# Reading text
## BEGIN

Ms. Turner did a lovely job of capturing the excitement of the discoveries, with an opening scene of Albert Boundry and his father, the Reverend Arthur Boundry, working desperately to extract a fossil from the shore before the sea can steal half the bones. Henry Elkington has come to discuss fossils with the reverend, but discovers he has quite a lot more in common with Albert.

The budding and highly illicit interest between the two men runs into a severe snag when Elkington and the Reverend Boundry disagree about the fossil and Elkington is proven right. In an effort to regain his reputation, the reverend takes Albert, Henry, and his financial backers to a dig site in the wilds of Wyoming, where he is sure a grand discovery will restore the luster to his name.

Fossils by the railroad car load were being shipped out of Wyoming and Colorado during this time (I live near one of these dig sites!), jerked from the ground with pickaxe and dynamite, but Henry and Albert spend some time doing more meticulous excavations and find themselves acting on their attractions. Add some wonderful discoveries and a loathsome villain, and we’ve got a cracking good yarn.

## END

# Task requirements
A – Duplicate the part of the fossil novel review between "The budding and" and "cracking good yarn.", inclusive.
B – Finish out the next part of the fossil novel review, starting after its last sentence.

# Listing
## BEGIN

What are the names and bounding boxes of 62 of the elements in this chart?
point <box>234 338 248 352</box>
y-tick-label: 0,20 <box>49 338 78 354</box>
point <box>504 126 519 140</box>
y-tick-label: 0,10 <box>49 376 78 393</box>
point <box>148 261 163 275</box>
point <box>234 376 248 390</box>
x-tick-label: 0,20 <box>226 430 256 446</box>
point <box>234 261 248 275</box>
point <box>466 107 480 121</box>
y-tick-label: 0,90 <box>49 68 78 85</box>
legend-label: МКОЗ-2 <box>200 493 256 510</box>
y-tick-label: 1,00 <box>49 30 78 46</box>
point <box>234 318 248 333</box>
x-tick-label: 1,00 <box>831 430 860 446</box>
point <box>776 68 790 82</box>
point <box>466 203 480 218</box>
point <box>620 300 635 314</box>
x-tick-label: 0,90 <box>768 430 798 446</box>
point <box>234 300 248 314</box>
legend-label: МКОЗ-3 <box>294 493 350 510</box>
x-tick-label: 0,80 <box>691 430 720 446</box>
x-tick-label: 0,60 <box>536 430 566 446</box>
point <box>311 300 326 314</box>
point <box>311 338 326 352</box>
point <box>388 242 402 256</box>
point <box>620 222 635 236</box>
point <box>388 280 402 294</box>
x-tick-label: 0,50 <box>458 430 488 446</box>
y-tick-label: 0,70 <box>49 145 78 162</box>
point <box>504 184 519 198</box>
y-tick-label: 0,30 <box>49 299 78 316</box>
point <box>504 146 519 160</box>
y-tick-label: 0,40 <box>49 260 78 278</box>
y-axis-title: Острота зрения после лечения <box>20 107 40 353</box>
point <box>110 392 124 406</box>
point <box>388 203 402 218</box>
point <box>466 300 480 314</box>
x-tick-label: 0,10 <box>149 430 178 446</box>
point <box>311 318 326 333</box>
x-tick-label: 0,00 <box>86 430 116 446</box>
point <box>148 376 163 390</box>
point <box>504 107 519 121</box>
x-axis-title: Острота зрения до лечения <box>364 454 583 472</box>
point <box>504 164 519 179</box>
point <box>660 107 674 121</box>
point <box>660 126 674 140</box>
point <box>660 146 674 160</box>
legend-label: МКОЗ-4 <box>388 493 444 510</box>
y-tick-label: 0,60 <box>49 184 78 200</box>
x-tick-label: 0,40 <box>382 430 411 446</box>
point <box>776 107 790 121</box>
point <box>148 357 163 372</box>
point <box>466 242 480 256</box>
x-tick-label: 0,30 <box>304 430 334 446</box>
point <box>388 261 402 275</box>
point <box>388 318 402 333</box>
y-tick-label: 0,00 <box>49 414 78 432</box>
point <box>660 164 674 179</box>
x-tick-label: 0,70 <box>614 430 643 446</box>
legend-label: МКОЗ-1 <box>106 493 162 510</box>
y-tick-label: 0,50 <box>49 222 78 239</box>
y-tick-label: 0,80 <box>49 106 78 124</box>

## END

# Task answers
A –
The budding and highly illicit interest between the two men runs into a severe snag when Elkington and the Reverend Boundry disagree about the fossil and Elkington is proven right. In an effort to regain his reputation, the reverend takes Albert, Henry, and his financial backers to a dig site in the wilds of Wyoming, where he is sure a grand discovery will restore the luster to his name.

Fossils by the railroad car load were being shipped out of Wyoming and Colorado during this time (I live near one of these dig sites!), jerked from the ground with pickaxe and dynamite, but Henry and Albert spend some time doing more meticulous excavations and find themselves acting on their attractions. Add some wonderful discoveries and a loathsome villain, and we’ve got a cracking good yarn.

B –
Where the story fell apart somewhat was in the development of the relationship and the sex. Henry, acting like the good Victorian man he is, questions the propriety of pleasuring himself and hopes he won’t really go blind, but once he has opportunity with Albert, he’s down and dirty. They go from “dare we touch one another?” to rimming in one big unbelievable step, and declarations of love fly out with no detectable foundation. Referring to Albert as “the boy” was also off-putting, as was his collapse into the stereotypical Victorian lady reaction to danger.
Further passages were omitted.